:: Material to process ::
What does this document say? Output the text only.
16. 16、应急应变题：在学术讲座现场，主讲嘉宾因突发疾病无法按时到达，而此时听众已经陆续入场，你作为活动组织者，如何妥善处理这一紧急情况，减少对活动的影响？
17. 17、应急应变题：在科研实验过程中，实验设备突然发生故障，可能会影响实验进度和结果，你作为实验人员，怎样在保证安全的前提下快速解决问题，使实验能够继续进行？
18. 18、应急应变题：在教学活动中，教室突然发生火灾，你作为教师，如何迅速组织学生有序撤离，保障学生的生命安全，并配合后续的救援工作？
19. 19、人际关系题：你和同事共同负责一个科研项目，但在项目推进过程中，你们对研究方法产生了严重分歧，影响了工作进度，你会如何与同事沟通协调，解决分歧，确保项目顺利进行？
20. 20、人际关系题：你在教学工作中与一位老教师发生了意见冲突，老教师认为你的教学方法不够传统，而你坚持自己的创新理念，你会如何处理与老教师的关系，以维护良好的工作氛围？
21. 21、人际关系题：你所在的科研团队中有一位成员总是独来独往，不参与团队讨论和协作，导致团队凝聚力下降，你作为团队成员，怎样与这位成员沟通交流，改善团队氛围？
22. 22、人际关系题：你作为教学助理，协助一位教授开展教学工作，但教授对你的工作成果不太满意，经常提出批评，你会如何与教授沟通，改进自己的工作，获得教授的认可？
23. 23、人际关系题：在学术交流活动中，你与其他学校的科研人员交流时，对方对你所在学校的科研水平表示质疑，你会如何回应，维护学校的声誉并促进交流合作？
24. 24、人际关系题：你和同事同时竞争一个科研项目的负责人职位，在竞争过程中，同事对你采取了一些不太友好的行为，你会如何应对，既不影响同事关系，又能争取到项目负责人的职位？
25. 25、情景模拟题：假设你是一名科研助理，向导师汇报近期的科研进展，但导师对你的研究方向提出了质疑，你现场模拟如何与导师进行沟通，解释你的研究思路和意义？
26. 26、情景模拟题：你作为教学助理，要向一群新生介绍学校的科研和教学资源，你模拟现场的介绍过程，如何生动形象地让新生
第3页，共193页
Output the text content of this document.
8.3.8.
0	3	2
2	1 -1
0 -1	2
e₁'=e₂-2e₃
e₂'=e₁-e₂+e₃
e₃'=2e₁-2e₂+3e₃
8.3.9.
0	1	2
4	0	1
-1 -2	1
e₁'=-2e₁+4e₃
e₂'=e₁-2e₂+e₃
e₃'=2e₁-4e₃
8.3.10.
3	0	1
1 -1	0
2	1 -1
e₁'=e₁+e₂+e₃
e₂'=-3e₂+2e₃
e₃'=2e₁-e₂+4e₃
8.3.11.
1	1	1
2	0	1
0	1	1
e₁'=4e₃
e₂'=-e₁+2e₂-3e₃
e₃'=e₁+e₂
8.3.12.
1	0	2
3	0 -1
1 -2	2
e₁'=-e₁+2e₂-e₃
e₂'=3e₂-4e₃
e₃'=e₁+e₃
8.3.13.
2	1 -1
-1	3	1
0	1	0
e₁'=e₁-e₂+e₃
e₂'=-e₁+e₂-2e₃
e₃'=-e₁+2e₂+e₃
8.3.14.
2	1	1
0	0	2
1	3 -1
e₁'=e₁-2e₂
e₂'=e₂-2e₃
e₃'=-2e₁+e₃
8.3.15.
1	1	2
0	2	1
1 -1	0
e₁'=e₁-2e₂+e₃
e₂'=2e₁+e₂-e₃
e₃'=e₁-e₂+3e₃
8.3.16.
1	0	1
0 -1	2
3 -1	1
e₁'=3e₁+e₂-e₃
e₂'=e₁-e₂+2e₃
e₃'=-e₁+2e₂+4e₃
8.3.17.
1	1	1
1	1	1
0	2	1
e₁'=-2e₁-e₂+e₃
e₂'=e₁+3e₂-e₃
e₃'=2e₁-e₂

:: The exercise ::
The string "text" may appear in lines of the listing above; tally those lines and give the number only.

:: In response ::
2